Given instruction: Which lines in the records below contain the word "Lithium"? Copy each one out.

Data for this task:
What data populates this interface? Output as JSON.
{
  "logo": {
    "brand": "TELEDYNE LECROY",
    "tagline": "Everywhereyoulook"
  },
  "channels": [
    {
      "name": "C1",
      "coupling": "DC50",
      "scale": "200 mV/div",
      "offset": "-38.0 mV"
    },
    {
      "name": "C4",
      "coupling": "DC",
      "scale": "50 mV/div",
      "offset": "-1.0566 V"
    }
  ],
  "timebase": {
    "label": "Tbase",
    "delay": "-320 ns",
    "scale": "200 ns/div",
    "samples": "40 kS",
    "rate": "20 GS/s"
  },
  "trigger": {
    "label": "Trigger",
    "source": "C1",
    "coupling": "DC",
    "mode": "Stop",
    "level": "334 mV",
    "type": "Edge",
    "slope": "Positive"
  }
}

...

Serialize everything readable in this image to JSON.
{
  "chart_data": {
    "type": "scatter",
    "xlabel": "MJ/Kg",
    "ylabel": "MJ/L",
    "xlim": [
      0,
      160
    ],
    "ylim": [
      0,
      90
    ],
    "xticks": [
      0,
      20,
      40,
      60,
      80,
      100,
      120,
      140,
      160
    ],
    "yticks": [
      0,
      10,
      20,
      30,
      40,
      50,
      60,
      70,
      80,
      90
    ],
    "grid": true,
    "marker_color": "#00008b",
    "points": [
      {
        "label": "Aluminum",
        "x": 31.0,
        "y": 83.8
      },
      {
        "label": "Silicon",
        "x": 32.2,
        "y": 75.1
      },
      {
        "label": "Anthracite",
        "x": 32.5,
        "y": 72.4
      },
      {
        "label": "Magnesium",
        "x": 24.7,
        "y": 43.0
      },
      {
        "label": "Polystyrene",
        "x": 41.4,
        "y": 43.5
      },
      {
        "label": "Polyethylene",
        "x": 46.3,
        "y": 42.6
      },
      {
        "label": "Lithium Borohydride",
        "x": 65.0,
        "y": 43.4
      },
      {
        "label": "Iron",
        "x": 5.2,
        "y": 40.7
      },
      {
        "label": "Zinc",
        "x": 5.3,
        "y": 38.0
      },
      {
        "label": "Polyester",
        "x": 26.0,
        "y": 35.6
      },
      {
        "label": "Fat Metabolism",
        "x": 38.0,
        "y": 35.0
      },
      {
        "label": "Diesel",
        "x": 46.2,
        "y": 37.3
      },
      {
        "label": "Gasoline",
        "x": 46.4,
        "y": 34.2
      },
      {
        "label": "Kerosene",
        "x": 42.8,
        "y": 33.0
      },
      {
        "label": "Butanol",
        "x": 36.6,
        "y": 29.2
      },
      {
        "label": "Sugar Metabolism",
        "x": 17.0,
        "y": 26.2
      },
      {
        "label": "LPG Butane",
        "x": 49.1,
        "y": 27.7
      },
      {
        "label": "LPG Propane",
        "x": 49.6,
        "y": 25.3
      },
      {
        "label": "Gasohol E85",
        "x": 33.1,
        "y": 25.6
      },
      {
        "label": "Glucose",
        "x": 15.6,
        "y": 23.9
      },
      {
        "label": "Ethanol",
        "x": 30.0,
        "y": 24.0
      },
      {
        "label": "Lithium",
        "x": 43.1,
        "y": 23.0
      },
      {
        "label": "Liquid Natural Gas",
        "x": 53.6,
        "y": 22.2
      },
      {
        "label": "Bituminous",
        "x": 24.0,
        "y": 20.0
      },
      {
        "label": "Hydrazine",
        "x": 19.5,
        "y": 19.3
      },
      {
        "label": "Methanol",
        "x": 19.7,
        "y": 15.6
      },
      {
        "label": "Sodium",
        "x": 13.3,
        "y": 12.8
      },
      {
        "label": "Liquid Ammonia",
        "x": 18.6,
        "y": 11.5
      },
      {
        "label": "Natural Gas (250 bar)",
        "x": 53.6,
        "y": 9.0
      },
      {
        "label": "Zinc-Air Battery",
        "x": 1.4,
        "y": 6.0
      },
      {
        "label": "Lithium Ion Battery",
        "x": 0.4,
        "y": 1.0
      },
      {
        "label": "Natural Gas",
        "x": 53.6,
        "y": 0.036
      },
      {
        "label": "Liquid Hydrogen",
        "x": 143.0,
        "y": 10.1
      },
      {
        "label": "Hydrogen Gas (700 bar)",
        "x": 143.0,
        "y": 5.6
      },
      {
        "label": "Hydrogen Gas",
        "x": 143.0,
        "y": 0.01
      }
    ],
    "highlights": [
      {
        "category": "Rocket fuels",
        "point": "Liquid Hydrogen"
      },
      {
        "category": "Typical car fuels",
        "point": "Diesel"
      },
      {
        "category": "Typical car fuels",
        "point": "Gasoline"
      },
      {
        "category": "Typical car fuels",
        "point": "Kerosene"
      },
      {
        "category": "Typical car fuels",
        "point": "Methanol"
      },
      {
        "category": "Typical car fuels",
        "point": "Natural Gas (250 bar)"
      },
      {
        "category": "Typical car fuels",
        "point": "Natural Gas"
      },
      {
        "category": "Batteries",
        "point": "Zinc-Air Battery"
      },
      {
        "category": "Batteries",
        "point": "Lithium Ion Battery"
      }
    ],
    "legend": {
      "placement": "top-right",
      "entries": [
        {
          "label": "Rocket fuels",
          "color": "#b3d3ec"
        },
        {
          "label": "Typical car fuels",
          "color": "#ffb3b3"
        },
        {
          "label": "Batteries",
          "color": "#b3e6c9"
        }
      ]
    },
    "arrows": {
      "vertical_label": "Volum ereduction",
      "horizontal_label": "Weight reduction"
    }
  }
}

Output below:
        "label": "Lithium Borohydride",
        "label": "Lithium",
        "label": "Lithium Ion Battery",
        "point": "Lithium Ion Battery"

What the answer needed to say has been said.